(Items from a dataset)

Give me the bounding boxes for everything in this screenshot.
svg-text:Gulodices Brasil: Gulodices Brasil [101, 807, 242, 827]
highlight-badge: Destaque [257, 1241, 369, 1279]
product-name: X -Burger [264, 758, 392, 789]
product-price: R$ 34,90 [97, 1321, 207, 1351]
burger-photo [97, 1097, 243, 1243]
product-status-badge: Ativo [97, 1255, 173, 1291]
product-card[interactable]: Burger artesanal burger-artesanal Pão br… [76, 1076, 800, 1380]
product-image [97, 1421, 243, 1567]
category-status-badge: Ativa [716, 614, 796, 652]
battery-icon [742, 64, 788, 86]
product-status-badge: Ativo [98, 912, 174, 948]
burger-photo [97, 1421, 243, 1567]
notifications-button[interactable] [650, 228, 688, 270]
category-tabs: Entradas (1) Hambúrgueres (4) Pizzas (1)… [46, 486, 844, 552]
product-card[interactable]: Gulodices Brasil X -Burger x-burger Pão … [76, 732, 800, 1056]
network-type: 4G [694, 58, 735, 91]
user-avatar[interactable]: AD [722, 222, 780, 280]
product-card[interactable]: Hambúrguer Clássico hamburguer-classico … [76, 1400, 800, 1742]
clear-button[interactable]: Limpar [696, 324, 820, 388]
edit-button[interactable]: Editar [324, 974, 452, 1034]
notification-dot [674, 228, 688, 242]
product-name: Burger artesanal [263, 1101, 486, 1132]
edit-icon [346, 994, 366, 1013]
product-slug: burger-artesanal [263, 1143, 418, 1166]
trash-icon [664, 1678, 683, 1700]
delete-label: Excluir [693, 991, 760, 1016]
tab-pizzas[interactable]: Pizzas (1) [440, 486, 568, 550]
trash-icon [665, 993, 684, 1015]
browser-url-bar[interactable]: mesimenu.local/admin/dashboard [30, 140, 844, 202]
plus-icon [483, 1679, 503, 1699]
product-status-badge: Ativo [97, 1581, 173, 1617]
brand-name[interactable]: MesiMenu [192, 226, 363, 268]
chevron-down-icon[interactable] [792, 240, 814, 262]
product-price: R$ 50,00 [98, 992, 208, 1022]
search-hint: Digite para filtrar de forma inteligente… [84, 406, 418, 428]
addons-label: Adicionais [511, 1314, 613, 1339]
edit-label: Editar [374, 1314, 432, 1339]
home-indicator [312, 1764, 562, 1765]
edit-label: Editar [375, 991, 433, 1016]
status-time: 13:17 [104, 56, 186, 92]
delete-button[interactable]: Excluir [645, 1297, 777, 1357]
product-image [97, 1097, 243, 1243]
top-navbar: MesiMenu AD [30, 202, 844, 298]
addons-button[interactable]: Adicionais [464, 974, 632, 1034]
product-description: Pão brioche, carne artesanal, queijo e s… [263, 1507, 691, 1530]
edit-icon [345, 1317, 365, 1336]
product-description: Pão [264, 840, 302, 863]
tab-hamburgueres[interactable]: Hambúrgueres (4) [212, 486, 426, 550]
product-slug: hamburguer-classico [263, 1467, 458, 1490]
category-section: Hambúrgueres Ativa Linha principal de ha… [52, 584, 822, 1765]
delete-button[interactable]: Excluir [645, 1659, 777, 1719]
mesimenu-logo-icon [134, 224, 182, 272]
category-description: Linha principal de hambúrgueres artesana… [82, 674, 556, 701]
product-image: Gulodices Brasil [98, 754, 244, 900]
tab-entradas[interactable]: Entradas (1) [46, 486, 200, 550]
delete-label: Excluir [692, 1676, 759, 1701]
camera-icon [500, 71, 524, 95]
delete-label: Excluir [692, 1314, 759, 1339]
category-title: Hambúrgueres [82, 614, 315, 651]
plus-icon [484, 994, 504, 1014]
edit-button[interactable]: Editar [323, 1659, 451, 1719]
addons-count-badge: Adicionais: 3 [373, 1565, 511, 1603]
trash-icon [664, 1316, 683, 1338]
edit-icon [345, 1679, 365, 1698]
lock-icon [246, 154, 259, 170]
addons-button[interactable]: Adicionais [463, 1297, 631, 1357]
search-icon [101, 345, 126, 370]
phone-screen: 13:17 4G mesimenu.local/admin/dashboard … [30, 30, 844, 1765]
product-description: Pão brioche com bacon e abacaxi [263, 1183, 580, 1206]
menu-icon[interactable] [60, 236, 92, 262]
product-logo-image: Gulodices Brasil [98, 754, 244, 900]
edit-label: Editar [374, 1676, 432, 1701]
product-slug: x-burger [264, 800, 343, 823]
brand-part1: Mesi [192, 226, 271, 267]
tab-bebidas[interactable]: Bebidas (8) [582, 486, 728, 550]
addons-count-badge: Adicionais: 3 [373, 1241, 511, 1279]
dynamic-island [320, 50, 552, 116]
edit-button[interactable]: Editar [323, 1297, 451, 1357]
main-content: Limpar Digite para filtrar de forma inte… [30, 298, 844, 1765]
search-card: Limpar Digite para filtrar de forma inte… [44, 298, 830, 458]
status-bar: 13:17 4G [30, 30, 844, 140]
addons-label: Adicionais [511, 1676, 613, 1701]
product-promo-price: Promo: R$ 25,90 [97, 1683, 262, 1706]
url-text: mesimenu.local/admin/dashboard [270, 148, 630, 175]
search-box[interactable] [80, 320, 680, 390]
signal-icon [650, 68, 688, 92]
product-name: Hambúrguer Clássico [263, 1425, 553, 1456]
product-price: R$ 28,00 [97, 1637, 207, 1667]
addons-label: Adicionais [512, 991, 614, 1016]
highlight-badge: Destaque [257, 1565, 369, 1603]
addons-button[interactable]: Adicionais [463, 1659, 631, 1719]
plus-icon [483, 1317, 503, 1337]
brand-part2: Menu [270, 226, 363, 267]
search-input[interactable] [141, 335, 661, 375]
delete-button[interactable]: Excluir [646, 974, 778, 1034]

§ DIRECTIONS: Quote the entries word for word, beginning with the first line and continuing through the line that contains "product-status-badge: Ativo [97, 1581, 173, 1617]".

§ THE RESULT:
Give me the bounding boxes for everything in this screenshot.
svg-text:Gulodices Brasil: Gulodices Brasil [101, 807, 242, 827]
highlight-badge: Destaque [257, 1241, 369, 1279]
product-name: X -Burger [264, 758, 392, 789]
product-price: R$ 34,90 [97, 1321, 207, 1351]
burger-photo [97, 1097, 243, 1243]
product-status-badge: Ativo [97, 1255, 173, 1291]
product-card[interactable]: Burger artesanal burger-artesanal Pão br… [76, 1076, 800, 1380]
product-image [97, 1421, 243, 1567]
category-status-badge: Ativa [716, 614, 796, 652]
battery-icon [742, 64, 788, 86]
product-status-badge: Ativo [98, 912, 174, 948]
burger-photo [97, 1421, 243, 1567]
notifications-button[interactable] [650, 228, 688, 270]
category-tabs: Entradas (1) Hambúrgueres (4) Pizzas (1)… [46, 486, 844, 552]
product-card[interactable]: Gulodices Brasil X -Burger x-burger Pão … [76, 732, 800, 1056]
network-type: 4G [694, 58, 735, 91]
user-avatar[interactable]: AD [722, 222, 780, 280]
product-card[interactable]: Hambúrguer Clássico hamburguer-classico … [76, 1400, 800, 1742]
clear-button[interactable]: Limpar [696, 324, 820, 388]
edit-button[interactable]: Editar [324, 974, 452, 1034]
notification-dot [674, 228, 688, 242]
product-name: Burger artesanal [263, 1101, 486, 1132]
edit-icon [346, 994, 366, 1013]
product-slug: burger-artesanal [263, 1143, 418, 1166]
trash-icon [664, 1678, 683, 1700]
delete-label: Excluir [693, 991, 760, 1016]
tab-pizzas[interactable]: Pizzas (1) [440, 486, 568, 550]
trash-icon [665, 993, 684, 1015]
browser-url-bar[interactable]: mesimenu.local/admin/dashboard [30, 140, 844, 202]
plus-icon [483, 1679, 503, 1699]
product-status-badge: Ativo [97, 1581, 173, 1617]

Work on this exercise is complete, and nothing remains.